Rows:
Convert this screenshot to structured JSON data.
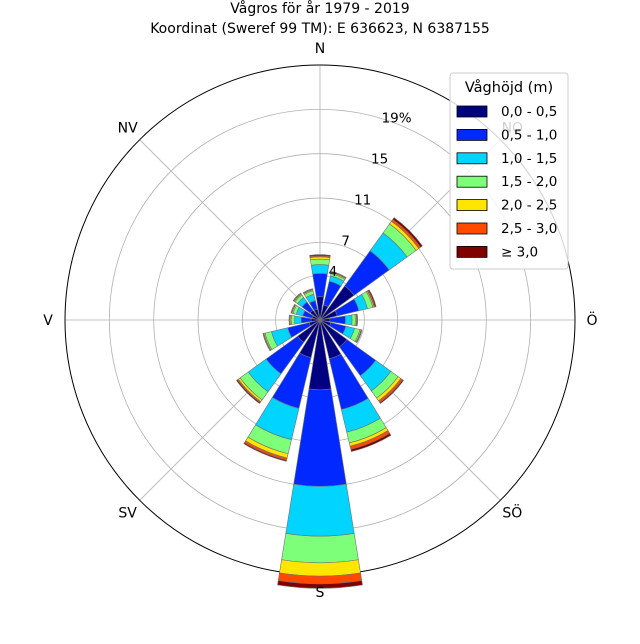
{
  "chart_data": {
    "type": "windrose",
    "title": "Vågros för år 1979 - 2019",
    "subtitle": "Koordinat (Sweref 99 TM): E 636623, N 6387155",
    "directions": [
      "N",
      "NO",
      "Ö",
      "SÖ",
      "S",
      "SV",
      "V",
      "NV"
    ],
    "sectors": [
      {
        "angle": 0,
        "totals": [
          2.1,
          4.2,
          5.0,
          5.5,
          5.7,
          5.8,
          5.9
        ]
      },
      {
        "angle": 22.5,
        "totals": [
          1.4,
          3.6,
          4.1,
          4.3,
          4.4,
          4.45,
          4.5
        ]
      },
      {
        "angle": 45,
        "totals": [
          3.8,
          7.7,
          9.7,
          10.7,
          11.0,
          11.2,
          11.4
        ]
      },
      {
        "angle": 67.5,
        "totals": [
          1.6,
          3.6,
          4.4,
          4.9,
          5.0,
          5.1,
          5.2
        ]
      },
      {
        "angle": 90,
        "totals": [
          0.9,
          2.3,
          2.9,
          3.2,
          3.3,
          3.35,
          3.4
        ]
      },
      {
        "angle": 112.5,
        "totals": [
          1.0,
          2.4,
          3.2,
          3.7,
          3.8,
          3.85,
          3.9
        ]
      },
      {
        "angle": 135,
        "totals": [
          3.0,
          6.2,
          7.9,
          8.7,
          9.0,
          9.2,
          9.3
        ]
      },
      {
        "angle": 157.5,
        "totals": [
          3.6,
          8.3,
          10.4,
          11.4,
          11.7,
          12.0,
          12.2
        ]
      },
      {
        "angle": 180,
        "totals": [
          6.3,
          15.0,
          19.5,
          21.9,
          23.1,
          23.8,
          24.2
        ]
      },
      {
        "angle": 202.5,
        "totals": [
          3.5,
          8.2,
          11.1,
          12.4,
          12.8,
          13.0,
          13.1
        ]
      },
      {
        "angle": 225,
        "totals": [
          2.5,
          6.0,
          8.0,
          8.9,
          9.1,
          9.2,
          9.3
        ]
      },
      {
        "angle": 247.5,
        "totals": [
          1.0,
          3.0,
          4.5,
          5.1,
          5.2,
          5.25,
          5.3
        ]
      },
      {
        "angle": 270,
        "totals": [
          0.8,
          1.7,
          2.3,
          2.6,
          2.7,
          2.75,
          2.8
        ]
      },
      {
        "angle": 292.5,
        "totals": [
          0.7,
          1.6,
          2.2,
          2.5,
          2.6,
          2.65,
          2.7
        ]
      },
      {
        "angle": 315,
        "totals": [
          1.1,
          2.0,
          2.5,
          2.8,
          2.9,
          2.95,
          3.0
        ]
      },
      {
        "angle": 337.5,
        "totals": [
          1.0,
          1.8,
          2.4,
          2.7,
          2.8,
          2.85,
          2.9
        ]
      }
    ],
    "radial_ticks": [
      4,
      7,
      11,
      15,
      19
    ],
    "radial_tick_labels": [
      "4",
      "7",
      "11",
      "15",
      "19%"
    ],
    "rmax": 23,
    "grid": true,
    "legend": {
      "title": "Våghöjd (m)",
      "placement": "top-right",
      "entries": [
        {
          "label": "0,0 - 0,5",
          "color": "#000080"
        },
        {
          "label": "0,5 - 1,0",
          "color": "#0028ff"
        },
        {
          "label": "1,0 - 1,5",
          "color": "#00d4ff"
        },
        {
          "label": "1,5 - 2,0",
          "color": "#7dff7a"
        },
        {
          "label": "2,0 - 2,5",
          "color": "#ffe600"
        },
        {
          "label": "2,5 - 3,0",
          "color": "#ff4a00"
        },
        {
          "label": "≥ 3,0",
          "color": "#800000"
        }
      ]
    }
  }
}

Task directions:
Using the material above, return every line exactly as it appears, minus the pictures.

Result:
Convert this screenshot to structured JSON data.
{
  "chart_data": {
    "type": "windrose",
    "title": "Vågros för år 1979 - 2019",
    "subtitle": "Koordinat (Sweref 99 TM): E 636623, N 6387155",
    "directions": [
      "N",
      "NO",
      "Ö",
      "SÖ",
      "S",
      "SV",
      "V",
      "NV"
    ],
    "sectors": [
      {
        "angle": 0,
        "totals": [
          2.1,
          4.2,
          5.0,
          5.5,
          5.7,
          5.8,
          5.9
        ]
      },
      {
        "angle": 22.5,
        "totals": [
          1.4,
          3.6,
          4.1,
          4.3,
          4.4,
          4.45,
          4.5
        ]
      },
      {
        "angle": 45,
        "totals": [
          3.8,
          7.7,
          9.7,
          10.7,
          11.0,
          11.2,
          11.4
        ]
      },
      {
        "angle": 67.5,
        "totals": [
          1.6,
          3.6,
          4.4,
          4.9,
          5.0,
          5.1,
          5.2
        ]
      },
      {
        "angle": 90,
        "totals": [
          0.9,
          2.3,
          2.9,
          3.2,
          3.3,
          3.35,
          3.4
        ]
      },
      {
        "angle": 112.5,
        "totals": [
          1.0,
          2.4,
          3.2,
          3.7,
          3.8,
          3.85,
          3.9
        ]
      },
      {
        "angle": 135,
        "totals": [
          3.0,
          6.2,
          7.9,
          8.7,
          9.0,
          9.2,
          9.3
        ]
      },
      {
        "angle": 157.5,
        "totals": [
          3.6,
          8.3,
          10.4,
          11.4,
          11.7,
          12.0,
          12.2
        ]
      },
      {
        "angle": 180,
        "totals": [
          6.3,
          15.0,
          19.5,
          21.9,
          23.1,
          23.8,
          24.2
        ]
      },
      {
        "angle": 202.5,
        "totals": [
          3.5,
          8.2,
          11.1,
          12.4,
          12.8,
          13.0,
          13.1
        ]
      },
      {
        "angle": 225,
        "totals": [
          2.5,
          6.0,
          8.0,
          8.9,
          9.1,
          9.2,
          9.3
        ]
      },
      {
        "angle": 247.5,
        "totals": [
          1.0,
          3.0,
          4.5,
          5.1,
          5.2,
          5.25,
          5.3
        ]
      },
      {
        "angle": 270,
        "totals": [
          0.8,
          1.7,
          2.3,
          2.6,
          2.7,
          2.75,
          2.8
        ]
      },
      {
        "angle": 292.5,
        "totals": [
          0.7,
          1.6,
          2.2,
          2.5,
          2.6,
          2.65,
          2.7
        ]
      },
      {
        "angle": 315,
        "totals": [
          1.1,
          2.0,
          2.5,
          2.8,
          2.9,
          2.95,
          3.0
        ]
      },
      {
        "angle": 337.5,
        "totals": [
          1.0,
          1.8,
          2.4,
          2.7,
          2.8,
          2.85,
          2.9
        ]
      }
    ],
    "radial_ticks": [
      4,
      7,
      11,
      15,
      19
    ],
    "radial_tick_labels": [
      "4",
      "7",
      "11",
      "15",
      "19%"
    ],
    "rmax": 23,
    "grid": true,
    "legend": {
      "title": "Våghöjd (m)",
      "placement": "top-right",
      "entries": [
        {
          "label": "0,0 - 0,5",
          "color": "#000080"
        },
        {
          "label": "0,5 - 1,0",
          "color": "#0028ff"
        },
        {
          "label": "1,0 - 1,5",
          "color": "#00d4ff"
        },
        {
          "label": "1,5 - 2,0",
          "color": "#7dff7a"
        },
        {
          "label": "2,0 - 2,5",
          "color": "#ffe600"
        },
        {
          "label": "2,5 - 3,0",
          "color": "#ff4a00"
        },
        {
          "label": "≥ 3,0",
          "color": "#800000"
        }
      ]
    }
  }
}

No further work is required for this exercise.